#### [Requirement]
Transcribe every entry word for word. Skip the pictures.

[Entries from a dataset]
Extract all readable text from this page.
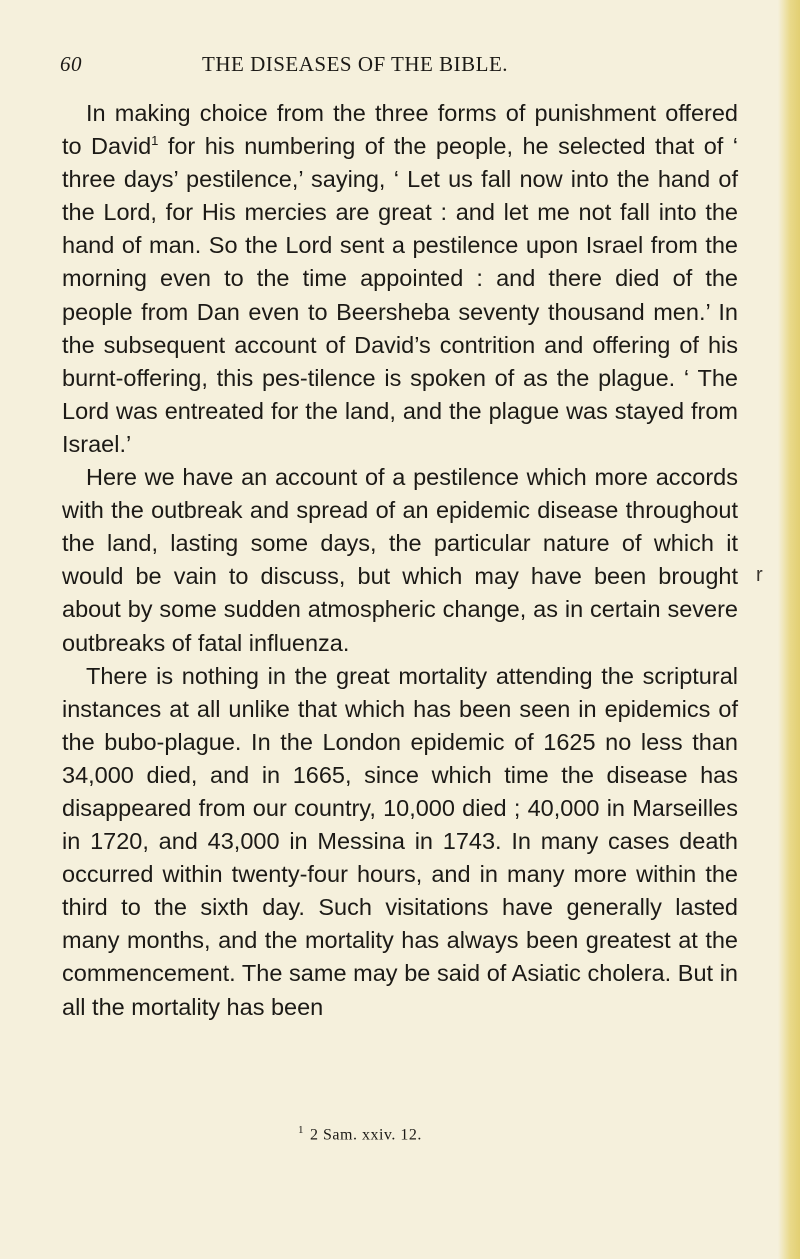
60	THE DISEASES OF THE BIBLE.

In making choice from the three forms of punishment offered to David$^1$ for his numbering of the people, he selected that of ‘ three days’ pestilence,’ saying, ‘ Let us fall now into the hand of the Lord, for His mercies are great : and let me not fall into the hand of man. So the Lord sent a pestilence upon Israel from the morning even to the time appointed : and there died of the people from Dan even to Beersheba seventy thousand men.’ In the subsequent account of David’s contrition and offering of his burnt-offering, this pes-tilence is spoken of as the plague. ‘ The Lord was entreated for the land, and the plague was stayed from Israel.’

Here we have an account of a pestilence which more accords with the outbreak and spread of an epidemic disease throughout the land, lasting some days, the particular nature of which it would be vain to discuss, but which may have been brought about by some sudden atmospheric change, as in certain severe outbreaks of fatal influenza.

There is nothing in the great mortality attending the scriptural instances at all unlike that which has been seen in epidemics of the bubo-plague. In the London epidemic of 1625 no less than 34,000 died, and in 1665, since which time the disease has disappeared from our country, 10,000 died ; 40,000 in Marseilles in 1720, and 43,000 in Messina in 1743. In many cases death occurred within twenty-four hours, and in many more within the third to the sixth day. Such visitations have generally lasted many months, and the mortality has always been greatest at the commencement. The same may be said of Asiatic cholera. But in all the mortality has been

r
$^1$ 2 Sam. xxiv. 12.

#### [Complete answer]
Extract all readable text from this page.
60	THE DISEASES OF THE BIBLE.

In making choice from the three forms of punishment offered to David$^1$ for his numbering of the people, he selected that of ‘ three days’ pestilence,’ saying, ‘ Let us fall now into the hand of the Lord, for His mercies are great : and let me not fall into the hand of man. So the Lord sent a pestilence upon Israel from the morning even to the time appointed : and there died of the people from Dan even to Beersheba seventy thousand men.’ In the subsequent account of David’s contrition and offering of his burnt-offering, this pes-tilence is spoken of as the plague. ‘ The Lord was entreated for the land, and the plague was stayed from Israel.’

Here we have an account of a pestilence which more accords with the outbreak and spread of an epidemic disease throughout the land, lasting some days, the particular nature of which it would be vain to discuss, but which may have been brought about by some sudden atmospheric change, as in certain severe outbreaks of fatal influenza.

There is nothing in the great mortality attending the scriptural instances at all unlike that which has been seen in epidemics of the bubo-plague. In the London epidemic of 1625 no less than 34,000 died, and in 1665, since which time the disease has disappeared from our country, 10,000 died ; 40,000 in Marseilles in 1720, and 43,000 in Messina in 1743. In many cases death occurred within twenty-four hours, and in many more within the third to the sixth day. Such visitations have generally lasted many months, and the mortality has always been greatest at the commencement. The same may be said of Asiatic cholera. But in all the mortality has been

r
$^1$ 2 Sam. xxiv. 12.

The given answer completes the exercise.